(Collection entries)
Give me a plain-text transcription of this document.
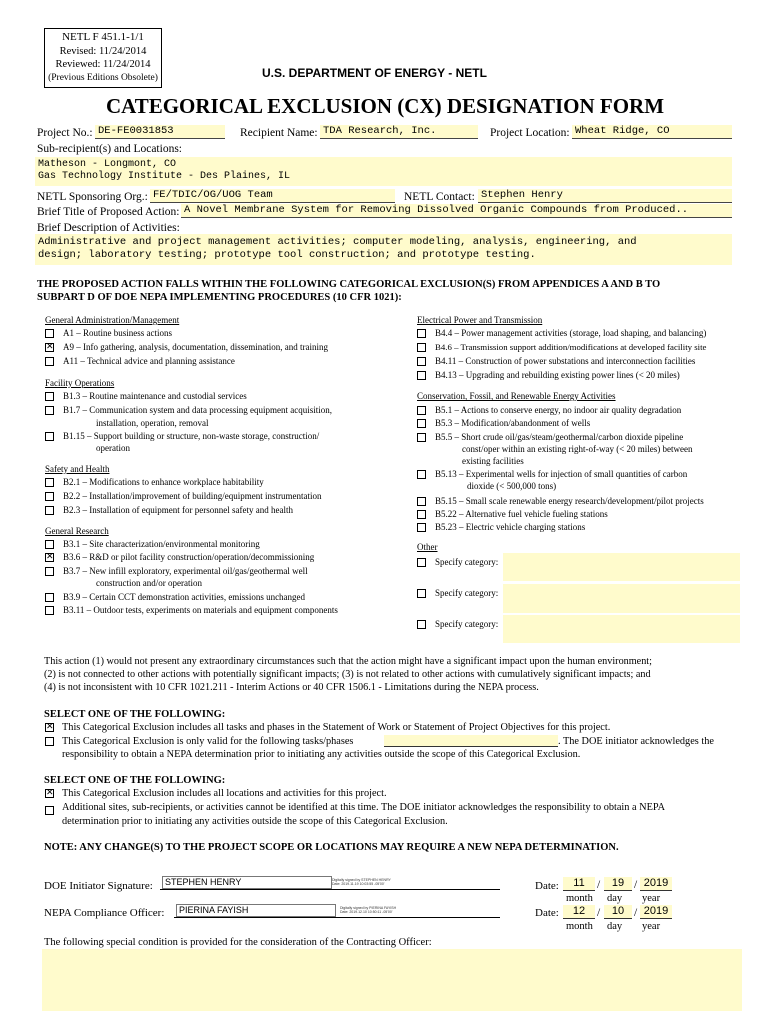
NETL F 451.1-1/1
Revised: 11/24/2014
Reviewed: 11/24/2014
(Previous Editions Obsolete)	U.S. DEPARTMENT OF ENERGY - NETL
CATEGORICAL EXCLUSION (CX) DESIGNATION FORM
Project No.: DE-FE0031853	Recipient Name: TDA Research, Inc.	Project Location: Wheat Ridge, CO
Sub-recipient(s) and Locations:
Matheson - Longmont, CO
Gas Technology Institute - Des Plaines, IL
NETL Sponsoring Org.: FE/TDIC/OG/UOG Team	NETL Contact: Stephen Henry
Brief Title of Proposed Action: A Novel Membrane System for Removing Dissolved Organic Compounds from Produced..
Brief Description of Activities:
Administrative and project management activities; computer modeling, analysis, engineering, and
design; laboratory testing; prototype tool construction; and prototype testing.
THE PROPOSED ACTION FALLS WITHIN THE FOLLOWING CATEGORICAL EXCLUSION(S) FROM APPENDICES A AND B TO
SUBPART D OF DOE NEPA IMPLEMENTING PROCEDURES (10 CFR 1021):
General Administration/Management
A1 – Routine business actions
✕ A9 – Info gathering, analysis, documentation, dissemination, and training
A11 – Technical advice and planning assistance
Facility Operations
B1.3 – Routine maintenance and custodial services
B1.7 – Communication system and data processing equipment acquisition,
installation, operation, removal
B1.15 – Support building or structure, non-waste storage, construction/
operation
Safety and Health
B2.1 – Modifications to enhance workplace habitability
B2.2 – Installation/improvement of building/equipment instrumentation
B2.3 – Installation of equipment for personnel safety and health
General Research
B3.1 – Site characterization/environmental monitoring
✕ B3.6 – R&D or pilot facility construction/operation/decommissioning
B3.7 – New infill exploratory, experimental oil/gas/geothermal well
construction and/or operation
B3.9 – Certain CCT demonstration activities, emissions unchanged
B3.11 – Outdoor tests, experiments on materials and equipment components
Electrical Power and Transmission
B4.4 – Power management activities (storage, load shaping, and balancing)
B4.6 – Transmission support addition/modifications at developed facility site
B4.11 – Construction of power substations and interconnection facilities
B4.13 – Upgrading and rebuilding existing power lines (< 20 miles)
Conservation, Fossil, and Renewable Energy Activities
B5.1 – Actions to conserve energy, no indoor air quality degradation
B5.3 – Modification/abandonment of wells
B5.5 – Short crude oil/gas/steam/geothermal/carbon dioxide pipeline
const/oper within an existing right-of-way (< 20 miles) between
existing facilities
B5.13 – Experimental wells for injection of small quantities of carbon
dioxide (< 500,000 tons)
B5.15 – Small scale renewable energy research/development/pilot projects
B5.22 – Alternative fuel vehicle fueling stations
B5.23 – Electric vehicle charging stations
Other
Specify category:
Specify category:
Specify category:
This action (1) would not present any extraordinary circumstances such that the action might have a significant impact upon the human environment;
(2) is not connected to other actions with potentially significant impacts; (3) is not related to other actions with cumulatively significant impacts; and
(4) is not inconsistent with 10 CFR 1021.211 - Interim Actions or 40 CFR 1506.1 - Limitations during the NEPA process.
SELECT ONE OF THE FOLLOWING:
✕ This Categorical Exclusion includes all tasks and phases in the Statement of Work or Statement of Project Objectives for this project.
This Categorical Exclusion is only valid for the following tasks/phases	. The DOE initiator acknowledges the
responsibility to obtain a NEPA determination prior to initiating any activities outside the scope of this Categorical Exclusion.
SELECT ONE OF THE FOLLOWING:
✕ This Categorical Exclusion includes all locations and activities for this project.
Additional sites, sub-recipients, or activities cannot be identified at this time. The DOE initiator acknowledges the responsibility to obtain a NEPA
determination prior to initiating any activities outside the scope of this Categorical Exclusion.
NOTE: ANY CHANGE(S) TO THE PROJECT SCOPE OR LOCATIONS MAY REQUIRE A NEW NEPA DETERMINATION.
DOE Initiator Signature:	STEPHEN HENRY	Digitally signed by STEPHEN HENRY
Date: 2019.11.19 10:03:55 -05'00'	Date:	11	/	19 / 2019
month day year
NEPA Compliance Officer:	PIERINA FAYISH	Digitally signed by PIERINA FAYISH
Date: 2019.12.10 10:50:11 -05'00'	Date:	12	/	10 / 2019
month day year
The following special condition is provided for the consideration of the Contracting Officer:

◆ Set problem:
Go through the data above and transcribe it in full, omitting any image.

◆ Finished answer:
Give me a plain-text transcription of this document.
NETL F 451.1-1/1
Revised: 11/24/2014
Reviewed: 11/24/2014
(Previous Editions Obsolete)	U.S. DEPARTMENT OF ENERGY - NETL
CATEGORICAL EXCLUSION (CX) DESIGNATION FORM
Project No.: DE-FE0031853	Recipient Name: TDA Research, Inc.	Project Location: Wheat Ridge, CO
Sub-recipient(s) and Locations:
Matheson - Longmont, CO
Gas Technology Institute - Des Plaines, IL
NETL Sponsoring Org.: FE/TDIC/OG/UOG Team	NETL Contact: Stephen Henry
Brief Title of Proposed Action: A Novel Membrane System for Removing Dissolved Organic Compounds from Produced..
Brief Description of Activities:
Administrative and project management activities; computer modeling, analysis, engineering, and
design; laboratory testing; prototype tool construction; and prototype testing.
THE PROPOSED ACTION FALLS WITHIN THE FOLLOWING CATEGORICAL EXCLUSION(S) FROM APPENDICES A AND B TO
SUBPART D OF DOE NEPA IMPLEMENTING PROCEDURES (10 CFR 1021):
General Administration/Management
A1 – Routine business actions
✕ A9 – Info gathering, analysis, documentation, dissemination, and training
A11 – Technical advice and planning assistance
Facility Operations
B1.3 – Routine maintenance and custodial services
B1.7 – Communication system and data processing equipment acquisition,
installation, operation, removal
B1.15 – Support building or structure, non-waste storage, construction/
operation
Safety and Health
B2.1 – Modifications to enhance workplace habitability
B2.2 – Installation/improvement of building/equipment instrumentation
B2.3 – Installation of equipment for personnel safety and health
General Research
B3.1 – Site characterization/environmental monitoring
✕ B3.6 – R&D or pilot facility construction/operation/decommissioning
B3.7 – New infill exploratory, experimental oil/gas/geothermal well
construction and/or operation
B3.9 – Certain CCT demonstration activities, emissions unchanged
B3.11 – Outdoor tests, experiments on materials and equipment components
Electrical Power and Transmission
B4.4 – Power management activities (storage, load shaping, and balancing)
B4.6 – Transmission support addition/modifications at developed facility site
B4.11 – Construction of power substations and interconnection facilities
B4.13 – Upgrading and rebuilding existing power lines (< 20 miles)
Conservation, Fossil, and Renewable Energy Activities
B5.1 – Actions to conserve energy, no indoor air quality degradation
B5.3 – Modification/abandonment of wells
B5.5 – Short crude oil/gas/steam/geothermal/carbon dioxide pipeline
const/oper within an existing right-of-way (< 20 miles) between
existing facilities
B5.13 – Experimental wells for injection of small quantities of carbon
dioxide (< 500,000 tons)
B5.15 – Small scale renewable energy research/development/pilot projects
B5.22 – Alternative fuel vehicle fueling stations
B5.23 – Electric vehicle charging stations
Other
Specify category:
Specify category:
Specify category:
This action (1) would not present any extraordinary circumstances such that the action might have a significant impact upon the human environment;
(2) is not connected to other actions with potentially significant impacts; (3) is not related to other actions with cumulatively significant impacts; and
(4) is not inconsistent with 10 CFR 1021.211 - Interim Actions or 40 CFR 1506.1 - Limitations during the NEPA process.
SELECT ONE OF THE FOLLOWING:
✕ This Categorical Exclusion includes all tasks and phases in the Statement of Work or Statement of Project Objectives for this project.
This Categorical Exclusion is only valid for the following tasks/phases	. The DOE initiator acknowledges the
responsibility to obtain a NEPA determination prior to initiating any activities outside the scope of this Categorical Exclusion.
SELECT ONE OF THE FOLLOWING:
✕ This Categorical Exclusion includes all locations and activities for this project.
Additional sites, sub-recipients, or activities cannot be identified at this time. The DOE initiator acknowledges the responsibility to obtain a NEPA
determination prior to initiating any activities outside the scope of this Categorical Exclusion.
NOTE: ANY CHANGE(S) TO THE PROJECT SCOPE OR LOCATIONS MAY REQUIRE A NEW NEPA DETERMINATION.
DOE Initiator Signature:	STEPHEN HENRY	Digitally signed by STEPHEN HENRY
Date: 2019.11.19 10:03:55 -05'00'	Date:	11	/	19 / 2019
month day year
NEPA Compliance Officer:	PIERINA FAYISH	Digitally signed by PIERINA FAYISH
Date: 2019.12.10 10:50:11 -05'00'	Date:	12	/	10 / 2019
month day year
The following special condition is provided for the consideration of the Contracting Officer:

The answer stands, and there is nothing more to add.